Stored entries

____________________

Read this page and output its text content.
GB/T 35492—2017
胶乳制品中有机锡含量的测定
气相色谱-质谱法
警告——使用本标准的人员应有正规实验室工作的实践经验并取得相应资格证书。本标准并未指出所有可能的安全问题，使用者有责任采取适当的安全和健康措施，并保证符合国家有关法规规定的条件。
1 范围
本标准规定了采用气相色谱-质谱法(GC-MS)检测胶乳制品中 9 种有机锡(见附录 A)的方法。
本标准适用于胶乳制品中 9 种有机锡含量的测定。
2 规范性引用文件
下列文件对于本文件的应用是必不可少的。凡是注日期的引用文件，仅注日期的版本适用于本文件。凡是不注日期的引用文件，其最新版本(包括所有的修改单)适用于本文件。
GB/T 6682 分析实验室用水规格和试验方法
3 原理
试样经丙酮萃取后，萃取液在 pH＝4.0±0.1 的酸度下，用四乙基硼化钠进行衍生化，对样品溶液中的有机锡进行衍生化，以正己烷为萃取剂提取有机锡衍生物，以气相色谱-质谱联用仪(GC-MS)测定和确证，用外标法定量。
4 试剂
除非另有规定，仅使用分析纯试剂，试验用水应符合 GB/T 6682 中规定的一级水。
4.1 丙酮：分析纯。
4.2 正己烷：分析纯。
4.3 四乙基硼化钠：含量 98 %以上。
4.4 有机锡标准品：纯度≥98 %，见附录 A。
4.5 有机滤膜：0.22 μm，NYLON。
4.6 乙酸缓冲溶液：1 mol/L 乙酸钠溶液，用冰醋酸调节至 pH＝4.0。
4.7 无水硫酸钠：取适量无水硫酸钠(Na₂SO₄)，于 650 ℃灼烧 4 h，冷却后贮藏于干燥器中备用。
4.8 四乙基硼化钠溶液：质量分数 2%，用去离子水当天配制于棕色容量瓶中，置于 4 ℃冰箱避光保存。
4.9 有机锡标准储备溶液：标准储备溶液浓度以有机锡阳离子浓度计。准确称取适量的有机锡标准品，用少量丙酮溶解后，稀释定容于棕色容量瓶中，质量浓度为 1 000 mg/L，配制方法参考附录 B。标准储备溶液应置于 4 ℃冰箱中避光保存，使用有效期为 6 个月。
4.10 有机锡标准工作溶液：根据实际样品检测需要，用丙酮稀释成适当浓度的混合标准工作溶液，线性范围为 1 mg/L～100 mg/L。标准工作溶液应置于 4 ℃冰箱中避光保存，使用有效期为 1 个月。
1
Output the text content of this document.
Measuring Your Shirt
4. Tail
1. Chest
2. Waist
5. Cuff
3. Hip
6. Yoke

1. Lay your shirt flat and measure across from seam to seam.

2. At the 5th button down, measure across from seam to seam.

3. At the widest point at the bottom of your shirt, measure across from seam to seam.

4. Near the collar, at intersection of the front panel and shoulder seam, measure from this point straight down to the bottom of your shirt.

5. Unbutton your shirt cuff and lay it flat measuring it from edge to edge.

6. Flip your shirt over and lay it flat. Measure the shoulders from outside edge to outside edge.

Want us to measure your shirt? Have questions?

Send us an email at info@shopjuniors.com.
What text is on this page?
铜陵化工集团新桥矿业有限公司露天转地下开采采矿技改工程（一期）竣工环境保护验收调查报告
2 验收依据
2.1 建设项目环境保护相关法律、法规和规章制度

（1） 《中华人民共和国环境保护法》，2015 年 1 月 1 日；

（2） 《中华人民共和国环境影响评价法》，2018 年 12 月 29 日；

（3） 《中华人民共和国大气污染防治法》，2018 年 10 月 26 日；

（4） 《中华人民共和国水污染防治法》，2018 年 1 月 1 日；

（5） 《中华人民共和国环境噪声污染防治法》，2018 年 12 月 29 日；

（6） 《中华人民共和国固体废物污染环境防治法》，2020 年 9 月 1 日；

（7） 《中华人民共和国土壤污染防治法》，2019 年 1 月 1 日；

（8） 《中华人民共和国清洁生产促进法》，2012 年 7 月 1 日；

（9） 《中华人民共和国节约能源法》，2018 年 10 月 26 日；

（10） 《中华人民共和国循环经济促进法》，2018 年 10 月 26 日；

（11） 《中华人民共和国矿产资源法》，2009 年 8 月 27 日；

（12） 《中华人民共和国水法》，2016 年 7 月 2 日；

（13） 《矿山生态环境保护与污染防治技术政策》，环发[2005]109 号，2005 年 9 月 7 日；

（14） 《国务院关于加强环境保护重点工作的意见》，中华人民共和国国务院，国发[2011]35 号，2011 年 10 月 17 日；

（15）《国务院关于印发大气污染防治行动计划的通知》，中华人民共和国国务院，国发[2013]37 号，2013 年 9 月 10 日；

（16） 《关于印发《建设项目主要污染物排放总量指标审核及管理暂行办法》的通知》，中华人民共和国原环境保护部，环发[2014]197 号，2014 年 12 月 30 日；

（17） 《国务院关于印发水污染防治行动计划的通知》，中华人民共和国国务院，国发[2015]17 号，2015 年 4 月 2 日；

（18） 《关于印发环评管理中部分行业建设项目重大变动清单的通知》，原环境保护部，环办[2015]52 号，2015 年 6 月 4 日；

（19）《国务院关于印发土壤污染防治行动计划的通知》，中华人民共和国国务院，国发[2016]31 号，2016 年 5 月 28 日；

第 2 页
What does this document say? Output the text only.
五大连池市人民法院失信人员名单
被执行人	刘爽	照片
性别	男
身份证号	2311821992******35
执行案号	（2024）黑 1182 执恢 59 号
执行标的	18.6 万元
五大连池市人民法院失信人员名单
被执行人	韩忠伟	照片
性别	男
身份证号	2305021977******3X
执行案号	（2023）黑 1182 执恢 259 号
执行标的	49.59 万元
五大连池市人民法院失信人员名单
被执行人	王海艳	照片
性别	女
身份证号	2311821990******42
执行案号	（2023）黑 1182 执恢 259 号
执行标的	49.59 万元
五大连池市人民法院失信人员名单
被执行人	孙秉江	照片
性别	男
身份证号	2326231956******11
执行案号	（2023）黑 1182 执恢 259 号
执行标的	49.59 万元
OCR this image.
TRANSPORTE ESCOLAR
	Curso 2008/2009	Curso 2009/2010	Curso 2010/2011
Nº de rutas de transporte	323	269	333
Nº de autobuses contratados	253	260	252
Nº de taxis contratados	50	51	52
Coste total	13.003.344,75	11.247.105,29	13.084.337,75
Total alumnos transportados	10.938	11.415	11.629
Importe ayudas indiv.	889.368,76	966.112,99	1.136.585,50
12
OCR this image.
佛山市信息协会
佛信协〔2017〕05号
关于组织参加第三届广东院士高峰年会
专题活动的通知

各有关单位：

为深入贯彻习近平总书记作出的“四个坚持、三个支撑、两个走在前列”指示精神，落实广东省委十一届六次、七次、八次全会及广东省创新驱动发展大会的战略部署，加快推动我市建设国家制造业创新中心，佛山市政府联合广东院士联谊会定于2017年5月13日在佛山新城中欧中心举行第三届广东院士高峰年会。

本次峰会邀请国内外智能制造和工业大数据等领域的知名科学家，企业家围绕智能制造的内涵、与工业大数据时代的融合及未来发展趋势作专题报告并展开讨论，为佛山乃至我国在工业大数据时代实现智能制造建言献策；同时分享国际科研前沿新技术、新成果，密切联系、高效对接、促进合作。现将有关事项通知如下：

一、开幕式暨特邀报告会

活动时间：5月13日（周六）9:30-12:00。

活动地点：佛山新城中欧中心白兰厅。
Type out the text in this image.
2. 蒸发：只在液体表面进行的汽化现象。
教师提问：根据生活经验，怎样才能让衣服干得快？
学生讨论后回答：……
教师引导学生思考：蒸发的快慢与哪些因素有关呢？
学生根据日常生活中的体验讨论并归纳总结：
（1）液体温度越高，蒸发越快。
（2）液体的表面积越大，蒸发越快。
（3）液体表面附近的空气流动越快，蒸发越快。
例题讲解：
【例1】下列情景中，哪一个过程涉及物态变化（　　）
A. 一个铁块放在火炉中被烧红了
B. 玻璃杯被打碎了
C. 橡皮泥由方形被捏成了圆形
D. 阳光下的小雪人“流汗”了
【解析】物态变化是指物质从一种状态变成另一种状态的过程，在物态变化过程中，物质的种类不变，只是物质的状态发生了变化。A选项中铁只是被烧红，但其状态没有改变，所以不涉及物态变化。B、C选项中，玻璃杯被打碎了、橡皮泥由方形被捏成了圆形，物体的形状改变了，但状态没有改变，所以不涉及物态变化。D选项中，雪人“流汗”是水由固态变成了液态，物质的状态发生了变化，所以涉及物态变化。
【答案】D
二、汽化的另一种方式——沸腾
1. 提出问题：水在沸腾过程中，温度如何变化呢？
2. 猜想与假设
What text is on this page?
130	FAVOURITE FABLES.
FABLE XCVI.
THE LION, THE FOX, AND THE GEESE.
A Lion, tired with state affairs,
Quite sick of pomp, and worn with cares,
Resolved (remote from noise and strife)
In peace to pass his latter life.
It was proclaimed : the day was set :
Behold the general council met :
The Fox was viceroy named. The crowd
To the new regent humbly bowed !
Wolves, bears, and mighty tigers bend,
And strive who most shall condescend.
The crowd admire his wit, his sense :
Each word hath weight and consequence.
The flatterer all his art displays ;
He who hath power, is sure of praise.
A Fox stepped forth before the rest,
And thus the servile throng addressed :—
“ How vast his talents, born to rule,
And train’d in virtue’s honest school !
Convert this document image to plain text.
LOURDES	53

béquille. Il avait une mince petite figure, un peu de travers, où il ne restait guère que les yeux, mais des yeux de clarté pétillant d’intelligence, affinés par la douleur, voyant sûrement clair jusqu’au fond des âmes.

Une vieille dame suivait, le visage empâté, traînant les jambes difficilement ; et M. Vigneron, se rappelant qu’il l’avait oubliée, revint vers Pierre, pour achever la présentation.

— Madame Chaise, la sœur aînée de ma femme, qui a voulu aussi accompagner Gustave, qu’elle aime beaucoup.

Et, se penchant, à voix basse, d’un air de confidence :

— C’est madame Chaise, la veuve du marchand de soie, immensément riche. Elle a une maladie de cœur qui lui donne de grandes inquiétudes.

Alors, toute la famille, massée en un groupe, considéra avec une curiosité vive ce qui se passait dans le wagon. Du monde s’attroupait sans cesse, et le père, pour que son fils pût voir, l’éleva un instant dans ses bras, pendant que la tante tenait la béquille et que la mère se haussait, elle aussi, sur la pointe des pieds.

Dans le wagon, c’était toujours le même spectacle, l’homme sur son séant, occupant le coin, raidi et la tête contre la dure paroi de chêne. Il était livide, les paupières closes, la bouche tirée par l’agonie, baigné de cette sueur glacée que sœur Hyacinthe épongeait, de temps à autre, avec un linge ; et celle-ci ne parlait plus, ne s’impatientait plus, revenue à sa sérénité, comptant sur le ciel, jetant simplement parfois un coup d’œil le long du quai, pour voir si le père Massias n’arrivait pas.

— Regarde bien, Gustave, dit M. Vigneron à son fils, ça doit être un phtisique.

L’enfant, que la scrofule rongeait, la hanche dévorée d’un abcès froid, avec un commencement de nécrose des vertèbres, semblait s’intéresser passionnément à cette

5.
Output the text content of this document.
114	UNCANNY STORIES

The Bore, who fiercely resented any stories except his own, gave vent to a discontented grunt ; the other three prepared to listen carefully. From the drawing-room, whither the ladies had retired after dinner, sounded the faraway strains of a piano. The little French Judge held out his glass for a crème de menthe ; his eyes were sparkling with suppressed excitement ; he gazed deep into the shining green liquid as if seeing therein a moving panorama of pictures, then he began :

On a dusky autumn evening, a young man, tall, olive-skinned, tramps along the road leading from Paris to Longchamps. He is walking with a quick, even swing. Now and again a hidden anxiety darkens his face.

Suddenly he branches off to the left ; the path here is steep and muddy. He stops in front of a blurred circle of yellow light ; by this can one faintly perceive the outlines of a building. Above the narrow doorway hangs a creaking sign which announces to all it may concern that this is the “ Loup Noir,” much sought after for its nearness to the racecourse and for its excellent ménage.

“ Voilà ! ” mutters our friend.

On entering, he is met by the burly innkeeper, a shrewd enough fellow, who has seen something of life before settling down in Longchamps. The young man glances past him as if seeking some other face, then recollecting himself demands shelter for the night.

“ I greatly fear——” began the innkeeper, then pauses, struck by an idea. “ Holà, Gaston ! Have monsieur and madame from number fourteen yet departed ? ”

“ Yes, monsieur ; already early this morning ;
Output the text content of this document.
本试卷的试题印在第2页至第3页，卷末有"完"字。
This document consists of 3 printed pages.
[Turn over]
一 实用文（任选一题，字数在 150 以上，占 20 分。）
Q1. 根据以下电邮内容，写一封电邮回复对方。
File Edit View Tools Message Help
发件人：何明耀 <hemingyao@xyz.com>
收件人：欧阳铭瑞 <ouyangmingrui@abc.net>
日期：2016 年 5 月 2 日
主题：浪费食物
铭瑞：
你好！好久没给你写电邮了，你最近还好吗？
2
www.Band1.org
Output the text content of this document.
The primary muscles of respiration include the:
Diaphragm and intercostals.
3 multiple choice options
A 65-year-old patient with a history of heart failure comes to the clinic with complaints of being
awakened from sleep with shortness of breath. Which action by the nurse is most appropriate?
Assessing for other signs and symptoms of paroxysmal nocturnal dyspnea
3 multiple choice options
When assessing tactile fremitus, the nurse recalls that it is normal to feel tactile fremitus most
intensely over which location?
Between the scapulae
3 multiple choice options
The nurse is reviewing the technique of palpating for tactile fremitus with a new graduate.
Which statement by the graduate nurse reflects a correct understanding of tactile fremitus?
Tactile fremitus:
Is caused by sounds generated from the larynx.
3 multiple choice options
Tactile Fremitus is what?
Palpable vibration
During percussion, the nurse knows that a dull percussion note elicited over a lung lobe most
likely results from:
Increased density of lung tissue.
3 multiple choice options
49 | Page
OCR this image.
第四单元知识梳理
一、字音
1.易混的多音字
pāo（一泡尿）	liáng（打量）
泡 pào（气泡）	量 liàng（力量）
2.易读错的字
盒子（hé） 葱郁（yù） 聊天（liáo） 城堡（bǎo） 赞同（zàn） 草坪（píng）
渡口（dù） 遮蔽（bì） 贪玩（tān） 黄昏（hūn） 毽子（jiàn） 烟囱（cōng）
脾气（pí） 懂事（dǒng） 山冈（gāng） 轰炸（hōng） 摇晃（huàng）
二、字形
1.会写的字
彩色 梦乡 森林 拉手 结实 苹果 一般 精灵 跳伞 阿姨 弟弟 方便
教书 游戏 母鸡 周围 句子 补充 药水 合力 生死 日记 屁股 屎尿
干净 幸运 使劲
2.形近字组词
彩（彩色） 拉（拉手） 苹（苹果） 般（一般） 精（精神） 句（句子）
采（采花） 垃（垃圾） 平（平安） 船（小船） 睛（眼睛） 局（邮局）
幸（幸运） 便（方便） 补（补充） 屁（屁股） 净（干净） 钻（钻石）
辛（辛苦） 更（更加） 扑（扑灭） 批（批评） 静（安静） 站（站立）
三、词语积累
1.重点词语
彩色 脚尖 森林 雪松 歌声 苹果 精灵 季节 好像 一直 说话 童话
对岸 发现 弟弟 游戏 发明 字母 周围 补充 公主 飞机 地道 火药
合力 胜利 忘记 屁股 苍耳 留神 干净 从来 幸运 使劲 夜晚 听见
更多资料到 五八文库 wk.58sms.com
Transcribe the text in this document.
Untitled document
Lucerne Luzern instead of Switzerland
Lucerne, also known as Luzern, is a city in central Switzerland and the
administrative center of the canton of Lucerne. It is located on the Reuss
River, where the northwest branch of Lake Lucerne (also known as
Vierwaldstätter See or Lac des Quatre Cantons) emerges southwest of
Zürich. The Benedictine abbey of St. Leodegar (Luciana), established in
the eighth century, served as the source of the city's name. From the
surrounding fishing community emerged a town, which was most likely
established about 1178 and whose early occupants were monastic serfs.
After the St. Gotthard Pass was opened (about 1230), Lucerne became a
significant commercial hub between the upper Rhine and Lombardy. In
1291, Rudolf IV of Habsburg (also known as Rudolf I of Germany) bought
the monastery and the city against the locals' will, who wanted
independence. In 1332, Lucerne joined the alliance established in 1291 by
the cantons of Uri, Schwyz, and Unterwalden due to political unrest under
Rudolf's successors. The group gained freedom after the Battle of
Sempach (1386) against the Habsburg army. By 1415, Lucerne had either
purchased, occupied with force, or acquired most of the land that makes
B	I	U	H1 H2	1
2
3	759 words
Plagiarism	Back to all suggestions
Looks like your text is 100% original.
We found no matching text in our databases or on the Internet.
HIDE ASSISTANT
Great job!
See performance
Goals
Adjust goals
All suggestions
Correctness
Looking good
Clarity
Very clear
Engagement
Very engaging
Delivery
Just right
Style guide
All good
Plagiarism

____________________

→ **Problem description**
Select from the material above each line in which the string "Switzerland" appears, and list those lines.

→ **Finished exercise**
Lucerne Luzern instead of Switzerland
Lucerne, also known as Luzern, is a city in central Switzerland and the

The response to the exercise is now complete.